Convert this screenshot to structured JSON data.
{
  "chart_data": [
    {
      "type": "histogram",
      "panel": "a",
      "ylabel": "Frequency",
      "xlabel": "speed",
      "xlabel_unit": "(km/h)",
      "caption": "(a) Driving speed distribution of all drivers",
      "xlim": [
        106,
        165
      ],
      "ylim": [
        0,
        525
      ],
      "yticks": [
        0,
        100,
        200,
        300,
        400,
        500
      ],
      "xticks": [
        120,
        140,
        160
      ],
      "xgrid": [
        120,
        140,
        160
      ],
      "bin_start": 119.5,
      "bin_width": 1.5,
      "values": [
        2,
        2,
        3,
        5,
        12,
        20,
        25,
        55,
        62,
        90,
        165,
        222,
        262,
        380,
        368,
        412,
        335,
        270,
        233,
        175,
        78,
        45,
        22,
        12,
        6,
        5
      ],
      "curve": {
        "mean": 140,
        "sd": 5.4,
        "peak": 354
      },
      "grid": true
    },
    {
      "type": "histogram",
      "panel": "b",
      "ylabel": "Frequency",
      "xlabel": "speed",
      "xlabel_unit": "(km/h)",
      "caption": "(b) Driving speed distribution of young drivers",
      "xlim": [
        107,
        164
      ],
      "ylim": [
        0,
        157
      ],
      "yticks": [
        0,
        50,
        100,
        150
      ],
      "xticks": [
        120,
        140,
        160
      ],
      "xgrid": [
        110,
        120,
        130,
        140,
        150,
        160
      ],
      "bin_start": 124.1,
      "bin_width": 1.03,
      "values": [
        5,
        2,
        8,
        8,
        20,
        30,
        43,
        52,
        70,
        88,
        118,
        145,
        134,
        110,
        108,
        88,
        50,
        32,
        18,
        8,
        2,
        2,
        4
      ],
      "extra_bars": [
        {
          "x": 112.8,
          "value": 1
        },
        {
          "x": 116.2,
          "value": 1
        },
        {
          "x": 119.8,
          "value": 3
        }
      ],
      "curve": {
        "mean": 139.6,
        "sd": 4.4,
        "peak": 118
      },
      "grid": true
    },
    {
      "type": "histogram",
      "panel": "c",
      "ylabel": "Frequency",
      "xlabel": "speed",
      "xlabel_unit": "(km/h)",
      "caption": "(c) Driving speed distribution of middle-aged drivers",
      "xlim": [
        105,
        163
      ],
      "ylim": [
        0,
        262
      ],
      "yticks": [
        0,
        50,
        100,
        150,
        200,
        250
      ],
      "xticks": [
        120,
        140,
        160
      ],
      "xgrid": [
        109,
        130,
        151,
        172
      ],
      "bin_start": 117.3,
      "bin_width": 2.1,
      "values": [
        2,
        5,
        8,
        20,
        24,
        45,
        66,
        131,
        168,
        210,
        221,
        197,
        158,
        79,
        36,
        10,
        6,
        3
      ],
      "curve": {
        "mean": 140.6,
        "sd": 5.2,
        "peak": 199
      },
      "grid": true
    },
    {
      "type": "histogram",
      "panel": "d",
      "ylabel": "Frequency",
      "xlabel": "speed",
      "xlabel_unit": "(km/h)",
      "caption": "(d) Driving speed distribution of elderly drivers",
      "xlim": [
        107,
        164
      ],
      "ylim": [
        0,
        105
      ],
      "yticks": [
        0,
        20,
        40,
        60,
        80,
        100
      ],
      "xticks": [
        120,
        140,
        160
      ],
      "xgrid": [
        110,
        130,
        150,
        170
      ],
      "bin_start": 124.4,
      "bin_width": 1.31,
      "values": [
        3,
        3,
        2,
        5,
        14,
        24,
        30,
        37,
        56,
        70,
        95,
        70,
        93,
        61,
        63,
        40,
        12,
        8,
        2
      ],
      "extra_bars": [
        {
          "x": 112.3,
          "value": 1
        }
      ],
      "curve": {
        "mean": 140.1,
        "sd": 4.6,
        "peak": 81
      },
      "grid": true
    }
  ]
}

..........

Short problem
Where a line in the entries holds "mean", copy that line.

Correct response
        "mean": 140,
        "mean": 139.6,
        "mean": 140.6,
        "mean": 140.1,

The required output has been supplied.